● GOAL OF THE EXERCISE:
All records are to be retyped faithfully and completely.
%%
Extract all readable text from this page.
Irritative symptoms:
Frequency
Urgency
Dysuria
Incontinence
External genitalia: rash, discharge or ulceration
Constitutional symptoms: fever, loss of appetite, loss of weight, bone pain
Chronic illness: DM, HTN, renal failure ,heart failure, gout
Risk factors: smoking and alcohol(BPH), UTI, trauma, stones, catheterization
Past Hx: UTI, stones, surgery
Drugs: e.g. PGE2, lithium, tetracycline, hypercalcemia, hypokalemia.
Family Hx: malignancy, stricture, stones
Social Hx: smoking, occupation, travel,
%%
● THE COMPLETED TASK:
Extract all readable text from this page.
Irritative symptoms:
Frequency
Urgency
Dysuria
Incontinence
External genitalia: rash, discharge or ulceration
Constitutional symptoms: fever, loss of appetite, loss of weight, bone pain
Chronic illness: DM, HTN, renal failure ,heart failure, gout
Risk factors: smoking and alcohol(BPH), UTI, trauma, stones, catheterization
Past Hx: UTI, stones, surgery
Drugs: e.g. PGE2, lithium, tetracycline, hypercalcemia, hypokalemia.
Family Hx: malignancy, stricture, stones
Social Hx: smoking, occupation, travel,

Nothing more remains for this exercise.